- _Set task_
Using the material below, copy every line where "JSON" appears.

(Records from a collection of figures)

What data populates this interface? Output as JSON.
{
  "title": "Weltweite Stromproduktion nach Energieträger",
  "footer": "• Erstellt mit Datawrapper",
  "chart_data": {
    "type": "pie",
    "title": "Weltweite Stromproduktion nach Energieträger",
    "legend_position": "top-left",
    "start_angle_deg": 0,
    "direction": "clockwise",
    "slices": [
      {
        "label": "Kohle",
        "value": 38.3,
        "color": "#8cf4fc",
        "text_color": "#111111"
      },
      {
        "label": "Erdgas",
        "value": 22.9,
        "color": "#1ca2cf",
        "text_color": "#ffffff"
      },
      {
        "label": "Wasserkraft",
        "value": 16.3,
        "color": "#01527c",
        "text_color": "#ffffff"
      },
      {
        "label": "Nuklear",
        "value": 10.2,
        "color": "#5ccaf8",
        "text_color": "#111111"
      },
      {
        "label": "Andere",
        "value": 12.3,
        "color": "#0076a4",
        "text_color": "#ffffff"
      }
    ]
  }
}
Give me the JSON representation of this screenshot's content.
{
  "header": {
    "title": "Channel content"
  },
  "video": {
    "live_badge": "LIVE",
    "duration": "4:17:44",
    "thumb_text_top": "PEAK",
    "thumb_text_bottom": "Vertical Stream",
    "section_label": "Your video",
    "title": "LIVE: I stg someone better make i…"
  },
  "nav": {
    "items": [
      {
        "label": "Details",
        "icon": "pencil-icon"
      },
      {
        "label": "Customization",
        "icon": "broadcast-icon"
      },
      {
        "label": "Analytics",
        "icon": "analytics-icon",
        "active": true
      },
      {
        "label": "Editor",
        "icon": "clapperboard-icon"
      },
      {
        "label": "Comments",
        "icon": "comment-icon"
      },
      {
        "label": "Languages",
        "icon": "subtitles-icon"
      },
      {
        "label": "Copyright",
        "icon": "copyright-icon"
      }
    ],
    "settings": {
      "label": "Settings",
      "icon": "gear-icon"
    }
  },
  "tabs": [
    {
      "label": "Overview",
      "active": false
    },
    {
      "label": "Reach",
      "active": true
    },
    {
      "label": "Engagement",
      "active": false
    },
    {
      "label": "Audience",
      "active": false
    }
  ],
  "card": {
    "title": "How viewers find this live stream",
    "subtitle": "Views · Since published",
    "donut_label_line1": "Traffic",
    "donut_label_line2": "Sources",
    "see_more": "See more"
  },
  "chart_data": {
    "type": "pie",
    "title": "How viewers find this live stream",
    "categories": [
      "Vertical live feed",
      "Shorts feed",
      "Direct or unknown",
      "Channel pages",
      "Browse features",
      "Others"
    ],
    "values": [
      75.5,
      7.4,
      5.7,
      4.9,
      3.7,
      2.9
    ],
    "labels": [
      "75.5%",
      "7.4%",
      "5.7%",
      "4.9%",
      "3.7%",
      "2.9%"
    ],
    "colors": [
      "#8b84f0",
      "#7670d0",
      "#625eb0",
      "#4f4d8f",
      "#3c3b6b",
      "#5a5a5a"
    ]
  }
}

--

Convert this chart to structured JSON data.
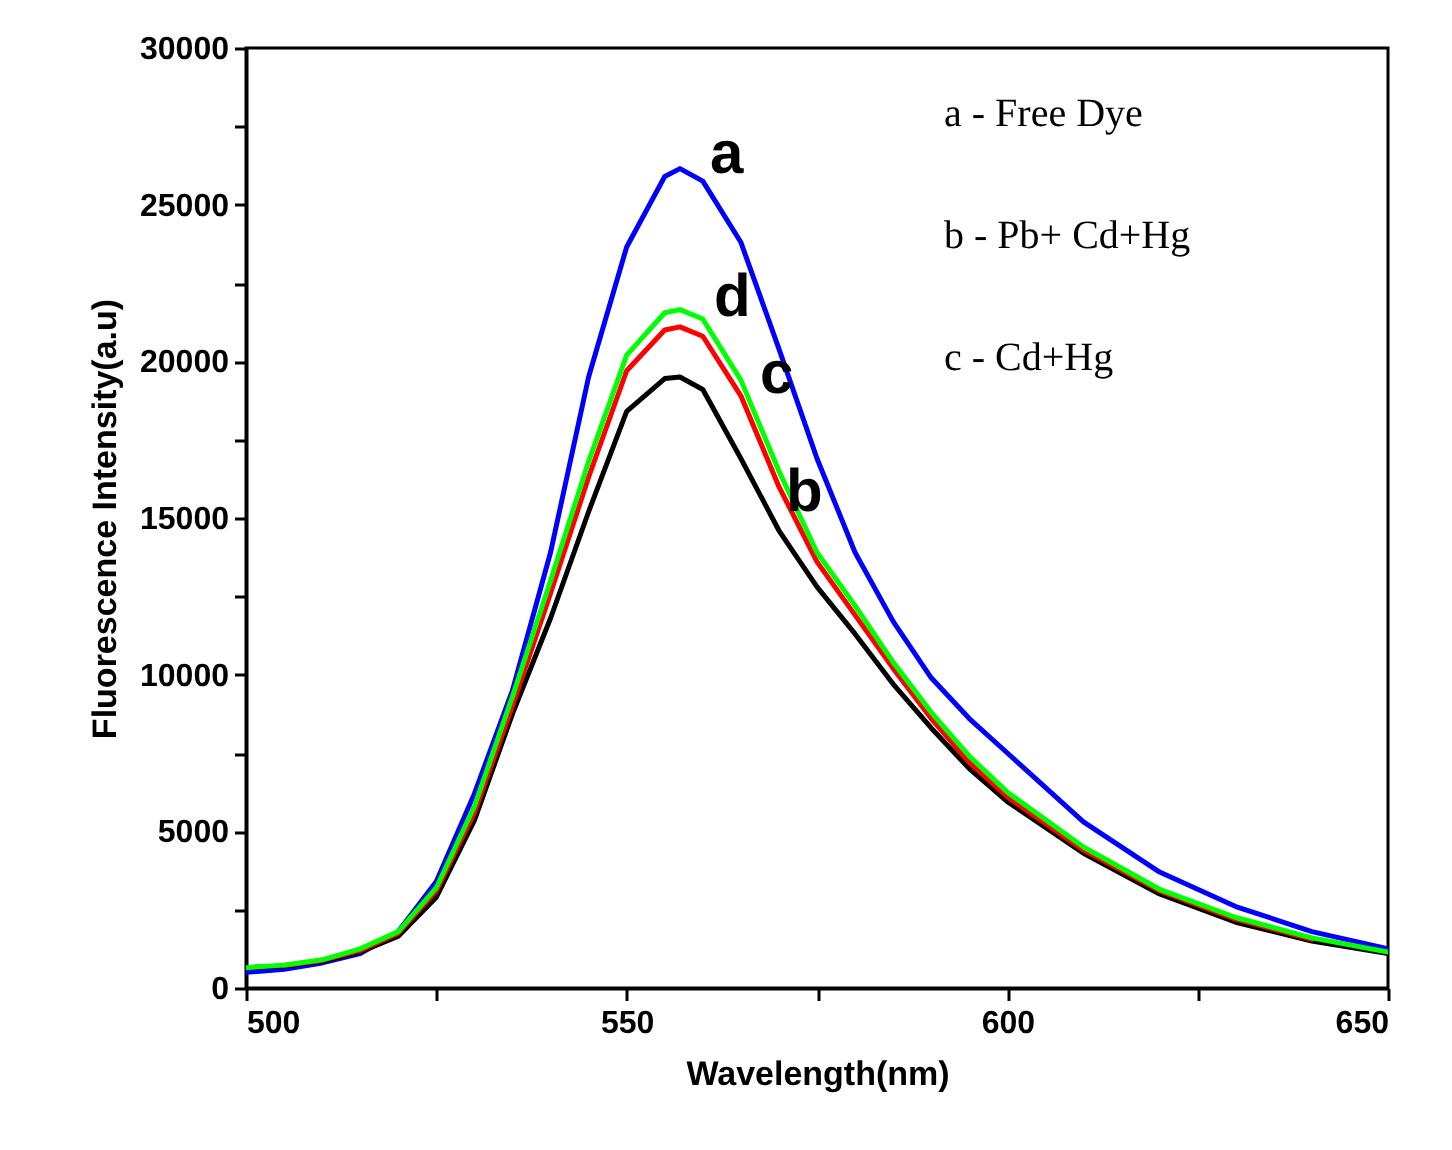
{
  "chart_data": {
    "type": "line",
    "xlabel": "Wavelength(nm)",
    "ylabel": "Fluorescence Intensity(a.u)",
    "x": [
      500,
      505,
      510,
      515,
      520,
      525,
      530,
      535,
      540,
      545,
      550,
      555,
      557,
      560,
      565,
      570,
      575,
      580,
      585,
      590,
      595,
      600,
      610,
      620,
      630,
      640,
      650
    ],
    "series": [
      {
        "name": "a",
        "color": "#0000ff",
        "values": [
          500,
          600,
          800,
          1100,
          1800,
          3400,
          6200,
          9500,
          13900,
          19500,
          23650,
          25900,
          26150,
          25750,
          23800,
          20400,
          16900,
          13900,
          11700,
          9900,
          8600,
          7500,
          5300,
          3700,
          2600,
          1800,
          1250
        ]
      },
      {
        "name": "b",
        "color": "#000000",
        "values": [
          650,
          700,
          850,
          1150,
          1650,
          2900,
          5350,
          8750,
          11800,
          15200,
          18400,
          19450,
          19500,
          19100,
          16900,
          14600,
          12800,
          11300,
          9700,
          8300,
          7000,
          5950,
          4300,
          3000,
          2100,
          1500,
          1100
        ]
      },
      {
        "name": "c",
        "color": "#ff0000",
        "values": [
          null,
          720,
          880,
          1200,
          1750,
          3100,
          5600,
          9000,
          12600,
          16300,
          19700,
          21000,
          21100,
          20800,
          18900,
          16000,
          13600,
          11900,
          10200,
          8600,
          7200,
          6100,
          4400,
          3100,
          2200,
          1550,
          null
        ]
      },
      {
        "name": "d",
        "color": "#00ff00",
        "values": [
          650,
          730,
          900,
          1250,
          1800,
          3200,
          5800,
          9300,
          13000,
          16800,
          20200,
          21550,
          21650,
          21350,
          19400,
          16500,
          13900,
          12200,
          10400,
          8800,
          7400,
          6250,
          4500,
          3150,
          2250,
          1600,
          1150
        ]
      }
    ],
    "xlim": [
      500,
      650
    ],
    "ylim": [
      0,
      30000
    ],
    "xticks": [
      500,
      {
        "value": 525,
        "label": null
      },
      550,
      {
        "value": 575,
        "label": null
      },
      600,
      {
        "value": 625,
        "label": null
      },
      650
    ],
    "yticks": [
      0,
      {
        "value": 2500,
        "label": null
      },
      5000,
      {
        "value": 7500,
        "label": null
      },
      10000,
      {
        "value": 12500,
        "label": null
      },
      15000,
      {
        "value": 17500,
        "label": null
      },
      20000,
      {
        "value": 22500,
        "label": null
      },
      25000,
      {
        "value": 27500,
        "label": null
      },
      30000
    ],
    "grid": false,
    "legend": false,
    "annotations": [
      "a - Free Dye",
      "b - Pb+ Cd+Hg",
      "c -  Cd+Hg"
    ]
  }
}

- _Task output_
What data populates this interface? Output as JSON.
Give me the JSON representation of this screenshot's content.
Convert this chart to structured JSON data.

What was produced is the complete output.